- _PROBLEM TO WORK ON_: Extract every line that contains the word "label".

- _LISTING_:
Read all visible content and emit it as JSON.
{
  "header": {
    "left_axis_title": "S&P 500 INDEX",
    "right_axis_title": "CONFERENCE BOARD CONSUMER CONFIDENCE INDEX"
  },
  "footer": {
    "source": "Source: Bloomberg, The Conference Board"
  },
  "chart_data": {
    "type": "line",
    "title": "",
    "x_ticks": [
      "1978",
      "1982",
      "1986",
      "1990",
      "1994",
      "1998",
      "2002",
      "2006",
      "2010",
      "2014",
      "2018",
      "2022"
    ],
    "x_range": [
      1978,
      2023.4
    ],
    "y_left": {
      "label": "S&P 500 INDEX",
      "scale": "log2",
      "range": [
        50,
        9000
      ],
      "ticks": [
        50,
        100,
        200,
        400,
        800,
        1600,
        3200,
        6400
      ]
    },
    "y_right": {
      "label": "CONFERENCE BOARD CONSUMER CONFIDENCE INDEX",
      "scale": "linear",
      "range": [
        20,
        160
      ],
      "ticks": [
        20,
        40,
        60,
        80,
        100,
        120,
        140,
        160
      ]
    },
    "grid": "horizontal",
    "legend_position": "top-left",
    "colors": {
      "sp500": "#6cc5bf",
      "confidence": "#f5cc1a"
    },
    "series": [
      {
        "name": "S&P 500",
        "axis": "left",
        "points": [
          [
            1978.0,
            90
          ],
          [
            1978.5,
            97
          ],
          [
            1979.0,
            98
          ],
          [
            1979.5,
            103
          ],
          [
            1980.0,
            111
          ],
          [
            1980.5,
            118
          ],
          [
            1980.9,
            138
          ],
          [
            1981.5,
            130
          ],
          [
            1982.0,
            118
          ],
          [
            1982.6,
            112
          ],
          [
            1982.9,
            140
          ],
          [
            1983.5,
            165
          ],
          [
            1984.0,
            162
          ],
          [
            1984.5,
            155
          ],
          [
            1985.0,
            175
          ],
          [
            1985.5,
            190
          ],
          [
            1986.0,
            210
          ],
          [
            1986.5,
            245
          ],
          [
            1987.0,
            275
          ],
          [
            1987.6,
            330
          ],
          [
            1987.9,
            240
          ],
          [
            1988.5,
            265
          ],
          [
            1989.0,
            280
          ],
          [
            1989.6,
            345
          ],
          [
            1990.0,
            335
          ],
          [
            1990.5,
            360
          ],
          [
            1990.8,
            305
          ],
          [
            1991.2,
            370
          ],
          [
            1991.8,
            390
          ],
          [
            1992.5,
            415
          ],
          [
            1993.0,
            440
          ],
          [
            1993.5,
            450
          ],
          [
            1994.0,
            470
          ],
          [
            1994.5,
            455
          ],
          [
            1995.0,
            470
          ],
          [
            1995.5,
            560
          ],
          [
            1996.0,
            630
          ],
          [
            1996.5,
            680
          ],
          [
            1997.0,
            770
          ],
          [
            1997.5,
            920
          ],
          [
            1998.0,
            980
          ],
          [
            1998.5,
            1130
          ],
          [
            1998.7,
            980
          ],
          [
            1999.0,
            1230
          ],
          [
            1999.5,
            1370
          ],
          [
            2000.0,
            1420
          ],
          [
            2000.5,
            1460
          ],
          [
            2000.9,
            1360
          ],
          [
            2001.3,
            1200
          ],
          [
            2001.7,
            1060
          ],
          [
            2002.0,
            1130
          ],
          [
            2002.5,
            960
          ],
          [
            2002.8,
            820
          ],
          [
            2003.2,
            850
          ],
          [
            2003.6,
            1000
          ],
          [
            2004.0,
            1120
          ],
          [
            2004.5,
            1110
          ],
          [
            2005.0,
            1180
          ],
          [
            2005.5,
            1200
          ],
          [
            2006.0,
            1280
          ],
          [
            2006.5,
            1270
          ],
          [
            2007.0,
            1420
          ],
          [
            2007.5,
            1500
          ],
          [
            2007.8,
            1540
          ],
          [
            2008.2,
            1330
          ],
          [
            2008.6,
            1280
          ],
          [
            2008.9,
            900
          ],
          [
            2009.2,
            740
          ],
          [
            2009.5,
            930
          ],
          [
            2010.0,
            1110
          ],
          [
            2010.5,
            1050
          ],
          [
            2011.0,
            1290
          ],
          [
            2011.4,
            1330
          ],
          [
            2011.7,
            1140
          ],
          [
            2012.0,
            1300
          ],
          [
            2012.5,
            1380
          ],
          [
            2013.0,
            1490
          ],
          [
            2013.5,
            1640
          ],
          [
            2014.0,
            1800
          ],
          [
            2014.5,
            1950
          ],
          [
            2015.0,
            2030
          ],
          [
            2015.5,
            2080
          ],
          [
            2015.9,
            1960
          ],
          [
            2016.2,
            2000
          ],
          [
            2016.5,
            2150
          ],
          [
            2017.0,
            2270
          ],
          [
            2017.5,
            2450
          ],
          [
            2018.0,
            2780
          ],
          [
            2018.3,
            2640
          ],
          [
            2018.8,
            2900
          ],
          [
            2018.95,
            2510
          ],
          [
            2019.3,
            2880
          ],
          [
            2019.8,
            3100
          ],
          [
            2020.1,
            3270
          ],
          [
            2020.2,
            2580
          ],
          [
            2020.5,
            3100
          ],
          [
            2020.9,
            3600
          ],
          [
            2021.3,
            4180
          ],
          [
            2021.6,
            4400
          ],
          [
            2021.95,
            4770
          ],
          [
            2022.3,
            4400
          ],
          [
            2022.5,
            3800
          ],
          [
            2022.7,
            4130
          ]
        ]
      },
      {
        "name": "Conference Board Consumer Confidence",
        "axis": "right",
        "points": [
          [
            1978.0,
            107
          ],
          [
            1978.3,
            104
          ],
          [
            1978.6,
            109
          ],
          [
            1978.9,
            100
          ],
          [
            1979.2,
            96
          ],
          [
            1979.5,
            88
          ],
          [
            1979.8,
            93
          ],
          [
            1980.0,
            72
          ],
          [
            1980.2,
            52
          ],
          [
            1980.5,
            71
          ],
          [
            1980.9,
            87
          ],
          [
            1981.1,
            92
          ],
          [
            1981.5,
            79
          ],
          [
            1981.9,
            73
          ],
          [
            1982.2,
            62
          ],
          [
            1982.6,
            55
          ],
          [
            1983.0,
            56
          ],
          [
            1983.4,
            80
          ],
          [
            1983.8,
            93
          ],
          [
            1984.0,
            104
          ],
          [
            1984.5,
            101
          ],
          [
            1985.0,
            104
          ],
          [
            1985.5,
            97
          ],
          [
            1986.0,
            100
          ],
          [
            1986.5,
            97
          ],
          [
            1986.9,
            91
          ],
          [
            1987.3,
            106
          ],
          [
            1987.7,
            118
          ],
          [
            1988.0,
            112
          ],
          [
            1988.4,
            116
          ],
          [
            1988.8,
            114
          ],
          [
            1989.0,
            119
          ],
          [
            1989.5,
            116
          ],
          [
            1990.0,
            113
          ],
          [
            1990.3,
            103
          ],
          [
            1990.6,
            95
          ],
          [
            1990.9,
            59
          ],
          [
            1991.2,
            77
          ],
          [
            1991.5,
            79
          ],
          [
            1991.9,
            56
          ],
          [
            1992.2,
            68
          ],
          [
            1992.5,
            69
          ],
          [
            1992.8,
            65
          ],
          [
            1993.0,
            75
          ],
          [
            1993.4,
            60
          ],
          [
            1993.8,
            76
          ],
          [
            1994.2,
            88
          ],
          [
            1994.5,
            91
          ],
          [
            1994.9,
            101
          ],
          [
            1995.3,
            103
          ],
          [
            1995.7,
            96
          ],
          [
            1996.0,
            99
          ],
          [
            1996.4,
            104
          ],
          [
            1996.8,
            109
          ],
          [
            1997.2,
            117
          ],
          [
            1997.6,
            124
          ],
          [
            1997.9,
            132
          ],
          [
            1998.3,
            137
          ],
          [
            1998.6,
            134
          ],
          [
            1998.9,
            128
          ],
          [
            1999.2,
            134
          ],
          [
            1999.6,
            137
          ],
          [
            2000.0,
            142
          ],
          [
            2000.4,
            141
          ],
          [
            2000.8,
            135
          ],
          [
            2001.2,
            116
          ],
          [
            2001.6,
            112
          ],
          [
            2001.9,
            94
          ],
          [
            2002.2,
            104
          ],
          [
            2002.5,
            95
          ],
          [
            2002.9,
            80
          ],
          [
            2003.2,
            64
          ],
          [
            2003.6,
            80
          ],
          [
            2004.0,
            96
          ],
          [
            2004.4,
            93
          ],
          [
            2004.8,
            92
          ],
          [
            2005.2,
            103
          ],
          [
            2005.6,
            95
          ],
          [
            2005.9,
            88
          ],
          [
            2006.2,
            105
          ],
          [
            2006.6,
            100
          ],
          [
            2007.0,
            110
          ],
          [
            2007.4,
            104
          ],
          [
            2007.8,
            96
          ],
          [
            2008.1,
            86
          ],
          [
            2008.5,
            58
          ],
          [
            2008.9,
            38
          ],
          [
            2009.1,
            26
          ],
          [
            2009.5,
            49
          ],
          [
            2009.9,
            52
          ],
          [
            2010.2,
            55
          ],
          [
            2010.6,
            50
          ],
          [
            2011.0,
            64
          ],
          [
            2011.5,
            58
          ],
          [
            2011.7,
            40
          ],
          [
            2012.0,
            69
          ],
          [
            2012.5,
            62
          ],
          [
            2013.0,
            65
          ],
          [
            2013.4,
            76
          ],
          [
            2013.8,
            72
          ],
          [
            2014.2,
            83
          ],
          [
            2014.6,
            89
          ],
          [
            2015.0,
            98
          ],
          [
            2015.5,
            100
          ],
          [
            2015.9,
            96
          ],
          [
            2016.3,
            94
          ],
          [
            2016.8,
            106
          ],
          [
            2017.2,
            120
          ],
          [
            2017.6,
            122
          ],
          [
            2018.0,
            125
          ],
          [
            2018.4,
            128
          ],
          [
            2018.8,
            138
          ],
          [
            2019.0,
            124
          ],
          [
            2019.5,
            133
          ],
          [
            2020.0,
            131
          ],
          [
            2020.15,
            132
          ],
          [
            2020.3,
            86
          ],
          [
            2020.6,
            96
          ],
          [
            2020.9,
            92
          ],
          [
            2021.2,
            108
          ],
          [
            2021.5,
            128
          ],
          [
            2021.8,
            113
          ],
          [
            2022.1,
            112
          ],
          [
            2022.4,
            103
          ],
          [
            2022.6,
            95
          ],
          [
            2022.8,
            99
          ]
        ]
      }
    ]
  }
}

- _RESPONSE TO THIS TASK_:
      "label": "S&P 500 INDEX",
      "label": "CONFERENCE BOARD CONSUMER CONFIDENCE INDEX",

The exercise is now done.